## Aim
Write out each line word for word. Drop pictures.

## Records provided
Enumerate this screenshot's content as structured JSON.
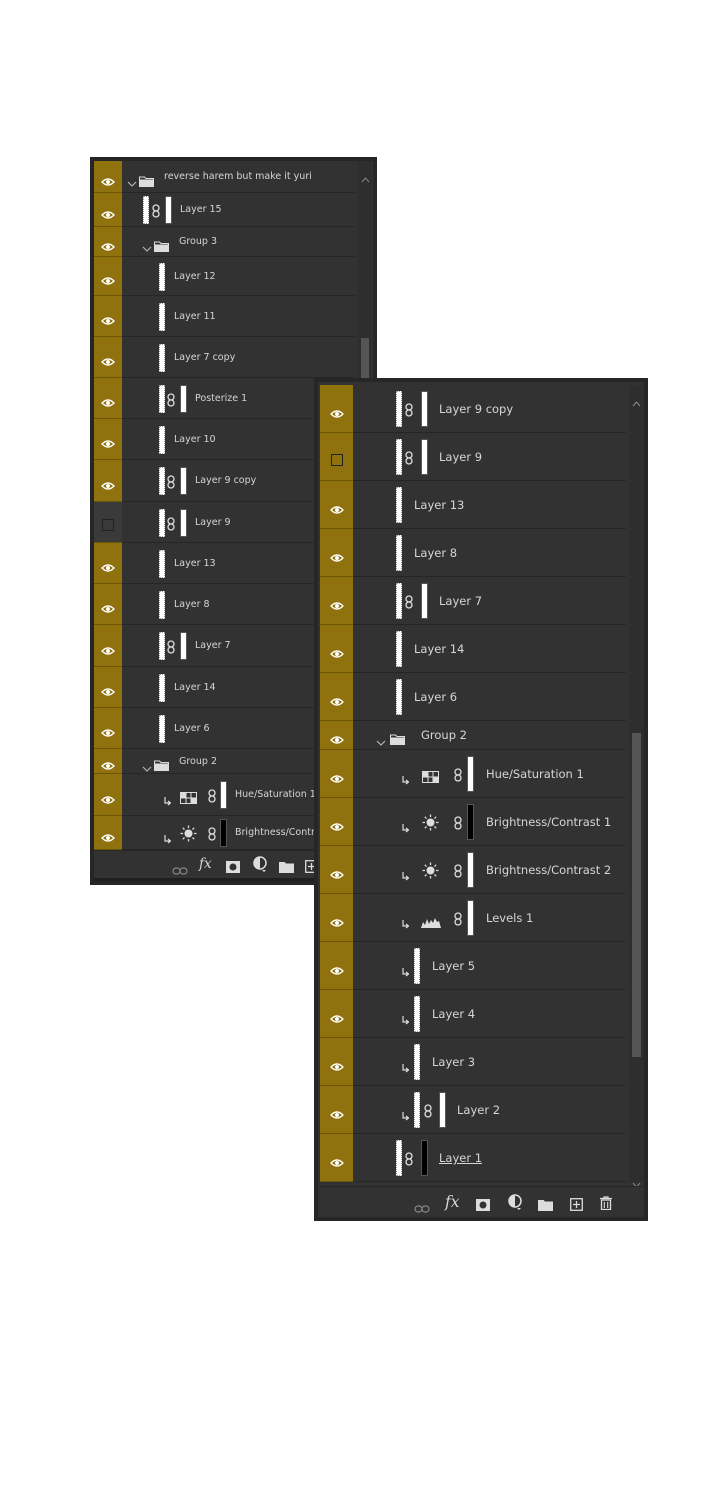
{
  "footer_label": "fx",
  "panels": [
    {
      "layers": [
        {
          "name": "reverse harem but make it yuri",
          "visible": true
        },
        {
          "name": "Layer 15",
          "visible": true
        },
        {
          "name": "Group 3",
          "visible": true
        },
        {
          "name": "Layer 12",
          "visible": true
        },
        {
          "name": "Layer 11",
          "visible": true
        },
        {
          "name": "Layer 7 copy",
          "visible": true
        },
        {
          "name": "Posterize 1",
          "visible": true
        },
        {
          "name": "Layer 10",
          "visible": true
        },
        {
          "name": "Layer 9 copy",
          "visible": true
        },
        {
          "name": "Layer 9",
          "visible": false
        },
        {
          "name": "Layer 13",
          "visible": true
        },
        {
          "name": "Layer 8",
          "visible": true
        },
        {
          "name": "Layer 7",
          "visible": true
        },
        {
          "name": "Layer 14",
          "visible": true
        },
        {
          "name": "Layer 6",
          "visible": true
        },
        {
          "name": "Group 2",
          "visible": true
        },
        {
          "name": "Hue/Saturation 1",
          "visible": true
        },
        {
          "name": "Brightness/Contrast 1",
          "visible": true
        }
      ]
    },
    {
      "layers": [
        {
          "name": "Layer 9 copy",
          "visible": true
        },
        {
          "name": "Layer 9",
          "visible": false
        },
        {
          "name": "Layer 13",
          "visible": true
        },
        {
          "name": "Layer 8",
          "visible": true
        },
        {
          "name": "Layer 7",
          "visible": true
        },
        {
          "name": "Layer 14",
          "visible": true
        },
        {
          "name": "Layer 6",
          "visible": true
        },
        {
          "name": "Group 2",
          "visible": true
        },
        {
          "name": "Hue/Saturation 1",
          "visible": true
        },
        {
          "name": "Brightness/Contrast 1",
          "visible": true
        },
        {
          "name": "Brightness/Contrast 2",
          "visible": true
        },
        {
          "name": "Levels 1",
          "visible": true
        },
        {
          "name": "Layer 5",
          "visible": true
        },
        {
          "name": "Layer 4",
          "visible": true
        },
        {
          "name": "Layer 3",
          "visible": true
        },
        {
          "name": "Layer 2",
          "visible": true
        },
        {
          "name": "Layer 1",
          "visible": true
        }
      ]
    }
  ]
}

## Result of this exercise
Enumerate this screenshot's content as structured JSON.
{
  "footer_label": "fx",
  "panels": [
    {
      "layers": [
        {
          "name": "reverse harem but make it yuri",
          "visible": true
        },
        {
          "name": "Layer 15",
          "visible": true
        },
        {
          "name": "Group 3",
          "visible": true
        },
        {
          "name": "Layer 12",
          "visible": true
        },
        {
          "name": "Layer 11",
          "visible": true
        },
        {
          "name": "Layer 7 copy",
          "visible": true
        },
        {
          "name": "Posterize 1",
          "visible": true
        },
        {
          "name": "Layer 10",
          "visible": true
        },
        {
          "name": "Layer 9 copy",
          "visible": true
        },
        {
          "name": "Layer 9",
          "visible": false
        },
        {
          "name": "Layer 13",
          "visible": true
        },
        {
          "name": "Layer 8",
          "visible": true
        },
        {
          "name": "Layer 7",
          "visible": true
        },
        {
          "name": "Layer 14",
          "visible": true
        },
        {
          "name": "Layer 6",
          "visible": true
        },
        {
          "name": "Group 2",
          "visible": true
        },
        {
          "name": "Hue/Saturation 1",
          "visible": true
        },
        {
          "name": "Brightness/Contrast 1",
          "visible": true
        }
      ]
    },
    {
      "layers": [
        {
          "name": "Layer 9 copy",
          "visible": true
        },
        {
          "name": "Layer 9",
          "visible": false
        },
        {
          "name": "Layer 13",
          "visible": true
        },
        {
          "name": "Layer 8",
          "visible": true
        },
        {
          "name": "Layer 7",
          "visible": true
        },
        {
          "name": "Layer 14",
          "visible": true
        },
        {
          "name": "Layer 6",
          "visible": true
        },
        {
          "name": "Group 2",
          "visible": true
        },
        {
          "name": "Hue/Saturation 1",
          "visible": true
        },
        {
          "name": "Brightness/Contrast 1",
          "visible": true
        },
        {
          "name": "Brightness/Contrast 2",
          "visible": true
        },
        {
          "name": "Levels 1",
          "visible": true
        },
        {
          "name": "Layer 5",
          "visible": true
        },
        {
          "name": "Layer 4",
          "visible": true
        },
        {
          "name": "Layer 3",
          "visible": true
        },
        {
          "name": "Layer 2",
          "visible": true
        },
        {
          "name": "Layer 1",
          "visible": true
        }
      ]
    }
  ]
}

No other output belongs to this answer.